:: GIVEN ENTRIES ::
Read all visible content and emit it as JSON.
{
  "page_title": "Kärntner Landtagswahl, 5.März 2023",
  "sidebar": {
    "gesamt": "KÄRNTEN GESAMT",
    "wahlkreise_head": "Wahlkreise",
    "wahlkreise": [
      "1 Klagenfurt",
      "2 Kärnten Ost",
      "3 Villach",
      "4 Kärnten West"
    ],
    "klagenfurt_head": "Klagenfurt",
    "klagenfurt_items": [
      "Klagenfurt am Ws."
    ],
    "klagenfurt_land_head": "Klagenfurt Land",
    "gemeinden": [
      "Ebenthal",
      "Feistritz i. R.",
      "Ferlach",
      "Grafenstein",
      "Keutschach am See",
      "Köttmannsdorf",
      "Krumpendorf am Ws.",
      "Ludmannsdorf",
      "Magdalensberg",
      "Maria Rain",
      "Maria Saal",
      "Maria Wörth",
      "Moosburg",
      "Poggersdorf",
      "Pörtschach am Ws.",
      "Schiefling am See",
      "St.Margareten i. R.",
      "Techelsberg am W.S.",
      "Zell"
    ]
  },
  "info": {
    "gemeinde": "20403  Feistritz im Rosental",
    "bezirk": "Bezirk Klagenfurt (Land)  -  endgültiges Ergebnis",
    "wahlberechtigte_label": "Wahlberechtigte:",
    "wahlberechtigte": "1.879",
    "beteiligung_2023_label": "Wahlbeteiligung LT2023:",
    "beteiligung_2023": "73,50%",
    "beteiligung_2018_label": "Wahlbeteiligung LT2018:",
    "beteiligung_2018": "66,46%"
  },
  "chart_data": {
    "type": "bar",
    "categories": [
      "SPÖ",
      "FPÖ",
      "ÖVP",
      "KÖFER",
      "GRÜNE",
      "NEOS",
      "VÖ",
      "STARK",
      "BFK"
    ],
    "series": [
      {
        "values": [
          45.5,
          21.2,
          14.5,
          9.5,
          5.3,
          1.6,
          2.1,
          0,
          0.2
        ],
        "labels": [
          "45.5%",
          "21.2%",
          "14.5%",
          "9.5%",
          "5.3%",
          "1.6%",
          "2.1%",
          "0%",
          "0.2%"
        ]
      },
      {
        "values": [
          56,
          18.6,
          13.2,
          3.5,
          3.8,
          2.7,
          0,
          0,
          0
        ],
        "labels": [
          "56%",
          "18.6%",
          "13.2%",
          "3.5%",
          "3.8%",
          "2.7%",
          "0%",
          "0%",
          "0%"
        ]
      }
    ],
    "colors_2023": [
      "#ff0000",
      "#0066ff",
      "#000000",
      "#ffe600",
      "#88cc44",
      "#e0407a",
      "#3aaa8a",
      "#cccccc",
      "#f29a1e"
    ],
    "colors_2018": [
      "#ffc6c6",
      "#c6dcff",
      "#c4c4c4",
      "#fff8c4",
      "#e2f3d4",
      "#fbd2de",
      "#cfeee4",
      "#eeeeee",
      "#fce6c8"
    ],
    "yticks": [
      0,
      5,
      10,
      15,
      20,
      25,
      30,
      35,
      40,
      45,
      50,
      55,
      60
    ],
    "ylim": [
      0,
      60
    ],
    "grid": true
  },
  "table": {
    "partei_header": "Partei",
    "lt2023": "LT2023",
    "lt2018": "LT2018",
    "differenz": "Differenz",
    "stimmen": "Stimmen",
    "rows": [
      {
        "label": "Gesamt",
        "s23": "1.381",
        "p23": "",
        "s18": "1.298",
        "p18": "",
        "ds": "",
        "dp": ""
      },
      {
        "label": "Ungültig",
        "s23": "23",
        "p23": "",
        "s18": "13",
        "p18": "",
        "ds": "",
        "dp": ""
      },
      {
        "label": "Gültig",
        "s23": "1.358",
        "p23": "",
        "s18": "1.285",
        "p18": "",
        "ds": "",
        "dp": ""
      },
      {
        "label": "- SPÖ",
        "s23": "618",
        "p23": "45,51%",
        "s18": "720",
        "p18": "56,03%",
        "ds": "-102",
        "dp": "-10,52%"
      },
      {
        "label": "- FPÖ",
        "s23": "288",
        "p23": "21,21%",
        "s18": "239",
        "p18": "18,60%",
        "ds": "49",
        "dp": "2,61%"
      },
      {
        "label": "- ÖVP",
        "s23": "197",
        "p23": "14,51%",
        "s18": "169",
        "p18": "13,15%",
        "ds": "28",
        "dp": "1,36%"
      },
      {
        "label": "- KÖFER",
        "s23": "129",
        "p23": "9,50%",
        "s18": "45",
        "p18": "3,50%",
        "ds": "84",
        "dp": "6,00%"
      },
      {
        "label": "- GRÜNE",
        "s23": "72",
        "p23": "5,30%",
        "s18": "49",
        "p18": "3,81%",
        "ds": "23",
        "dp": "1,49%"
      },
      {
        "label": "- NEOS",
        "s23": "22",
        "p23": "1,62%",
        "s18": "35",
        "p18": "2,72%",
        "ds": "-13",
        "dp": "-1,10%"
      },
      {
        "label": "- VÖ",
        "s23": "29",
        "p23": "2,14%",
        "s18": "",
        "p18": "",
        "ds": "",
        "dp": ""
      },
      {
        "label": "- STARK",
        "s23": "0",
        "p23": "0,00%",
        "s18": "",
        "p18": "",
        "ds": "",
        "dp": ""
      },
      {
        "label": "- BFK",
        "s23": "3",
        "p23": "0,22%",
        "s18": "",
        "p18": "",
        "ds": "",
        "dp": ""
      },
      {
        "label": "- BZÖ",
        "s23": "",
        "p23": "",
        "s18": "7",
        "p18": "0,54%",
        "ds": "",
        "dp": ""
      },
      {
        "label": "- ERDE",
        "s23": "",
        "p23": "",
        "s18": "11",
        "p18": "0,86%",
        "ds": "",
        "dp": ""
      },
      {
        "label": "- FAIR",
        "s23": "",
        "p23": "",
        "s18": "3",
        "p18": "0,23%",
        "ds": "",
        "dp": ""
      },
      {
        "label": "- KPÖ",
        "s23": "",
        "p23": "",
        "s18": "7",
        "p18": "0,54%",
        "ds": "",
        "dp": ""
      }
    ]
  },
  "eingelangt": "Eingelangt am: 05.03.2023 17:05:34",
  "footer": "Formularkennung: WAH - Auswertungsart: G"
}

:: WORK REQUIRED ::
Please output the entries above, every line exactly as it reads.

:: TASK ANSWER ::
Read all visible content and emit it as JSON.
{
  "page_title": "Kärntner Landtagswahl, 5.März 2023",
  "sidebar": {
    "gesamt": "KÄRNTEN GESAMT",
    "wahlkreise_head": "Wahlkreise",
    "wahlkreise": [
      "1 Klagenfurt",
      "2 Kärnten Ost",
      "3 Villach",
      "4 Kärnten West"
    ],
    "klagenfurt_head": "Klagenfurt",
    "klagenfurt_items": [
      "Klagenfurt am Ws."
    ],
    "klagenfurt_land_head": "Klagenfurt Land",
    "gemeinden": [
      "Ebenthal",
      "Feistritz i. R.",
      "Ferlach",
      "Grafenstein",
      "Keutschach am See",
      "Köttmannsdorf",
      "Krumpendorf am Ws.",
      "Ludmannsdorf",
      "Magdalensberg",
      "Maria Rain",
      "Maria Saal",
      "Maria Wörth",
      "Moosburg",
      "Poggersdorf",
      "Pörtschach am Ws.",
      "Schiefling am See",
      "St.Margareten i. R.",
      "Techelsberg am W.S.",
      "Zell"
    ]
  },
  "info": {
    "gemeinde": "20403  Feistritz im Rosental",
    "bezirk": "Bezirk Klagenfurt (Land)  -  endgültiges Ergebnis",
    "wahlberechtigte_label": "Wahlberechtigte:",
    "wahlberechtigte": "1.879",
    "beteiligung_2023_label": "Wahlbeteiligung LT2023:",
    "beteiligung_2023": "73,50%",
    "beteiligung_2018_label": "Wahlbeteiligung LT2018:",
    "beteiligung_2018": "66,46%"
  },
  "chart_data": {
    "type": "bar",
    "categories": [
      "SPÖ",
      "FPÖ",
      "ÖVP",
      "KÖFER",
      "GRÜNE",
      "NEOS",
      "VÖ",
      "STARK",
      "BFK"
    ],
    "series": [
      {
        "values": [
          45.5,
          21.2,
          14.5,
          9.5,
          5.3,
          1.6,
          2.1,
          0,
          0.2
        ],
        "labels": [
          "45.5%",
          "21.2%",
          "14.5%",
          "9.5%",
          "5.3%",
          "1.6%",
          "2.1%",
          "0%",
          "0.2%"
        ]
      },
      {
        "values": [
          56,
          18.6,
          13.2,
          3.5,
          3.8,
          2.7,
          0,
          0,
          0
        ],
        "labels": [
          "56%",
          "18.6%",
          "13.2%",
          "3.5%",
          "3.8%",
          "2.7%",
          "0%",
          "0%",
          "0%"
        ]
      }
    ],
    "colors_2023": [
      "#ff0000",
      "#0066ff",
      "#000000",
      "#ffe600",
      "#88cc44",
      "#e0407a",
      "#3aaa8a",
      "#cccccc",
      "#f29a1e"
    ],
    "colors_2018": [
      "#ffc6c6",
      "#c6dcff",
      "#c4c4c4",
      "#fff8c4",
      "#e2f3d4",
      "#fbd2de",
      "#cfeee4",
      "#eeeeee",
      "#fce6c8"
    ],
    "yticks": [
      0,
      5,
      10,
      15,
      20,
      25,
      30,
      35,
      40,
      45,
      50,
      55,
      60
    ],
    "ylim": [
      0,
      60
    ],
    "grid": true
  },
  "table": {
    "partei_header": "Partei",
    "lt2023": "LT2023",
    "lt2018": "LT2018",
    "differenz": "Differenz",
    "stimmen": "Stimmen",
    "rows": [
      {
        "label": "Gesamt",
        "s23": "1.381",
        "p23": "",
        "s18": "1.298",
        "p18": "",
        "ds": "",
        "dp": ""
      },
      {
        "label": "Ungültig",
        "s23": "23",
        "p23": "",
        "s18": "13",
        "p18": "",
        "ds": "",
        "dp": ""
      },
      {
        "label": "Gültig",
        "s23": "1.358",
        "p23": "",
        "s18": "1.285",
        "p18": "",
        "ds": "",
        "dp": ""
      },
      {
        "label": "- SPÖ",
        "s23": "618",
        "p23": "45,51%",
        "s18": "720",
        "p18": "56,03%",
        "ds": "-102",
        "dp": "-10,52%"
      },
      {
        "label": "- FPÖ",
        "s23": "288",
        "p23": "21,21%",
        "s18": "239",
        "p18": "18,60%",
        "ds": "49",
        "dp": "2,61%"
      },
      {
        "label": "- ÖVP",
        "s23": "197",
        "p23": "14,51%",
        "s18": "169",
        "p18": "13,15%",
        "ds": "28",
        "dp": "1,36%"
      },
      {
        "label": "- KÖFER",
        "s23": "129",
        "p23": "9,50%",
        "s18": "45",
        "p18": "3,50%",
        "ds": "84",
        "dp": "6,00%"
      },
      {
        "label": "- GRÜNE",
        "s23": "72",
        "p23": "5,30%",
        "s18": "49",
        "p18": "3,81%",
        "ds": "23",
        "dp": "1,49%"
      },
      {
        "label": "- NEOS",
        "s23": "22",
        "p23": "1,62%",
        "s18": "35",
        "p18": "2,72%",
        "ds": "-13",
        "dp": "-1,10%"
      },
      {
        "label": "- VÖ",
        "s23": "29",
        "p23": "2,14%",
        "s18": "",
        "p18": "",
        "ds": "",
        "dp": ""
      },
      {
        "label": "- STARK",
        "s23": "0",
        "p23": "0,00%",
        "s18": "",
        "p18": "",
        "ds": "",
        "dp": ""
      },
      {
        "label": "- BFK",
        "s23": "3",
        "p23": "0,22%",
        "s18": "",
        "p18": "",
        "ds": "",
        "dp": ""
      },
      {
        "label": "- BZÖ",
        "s23": "",
        "p23": "",
        "s18": "7",
        "p18": "0,54%",
        "ds": "",
        "dp": ""
      },
      {
        "label": "- ERDE",
        "s23": "",
        "p23": "",
        "s18": "11",
        "p18": "0,86%",
        "ds": "",
        "dp": ""
      },
      {
        "label": "- FAIR",
        "s23": "",
        "p23": "",
        "s18": "3",
        "p18": "0,23%",
        "ds": "",
        "dp": ""
      },
      {
        "label": "- KPÖ",
        "s23": "",
        "p23": "",
        "s18": "7",
        "p18": "0,54%",
        "ds": "",
        "dp": ""
      }
    ]
  },
  "eingelangt": "Eingelangt am: 05.03.2023 17:05:34",
  "footer": "Formularkennung: WAH - Auswertungsart: G"
}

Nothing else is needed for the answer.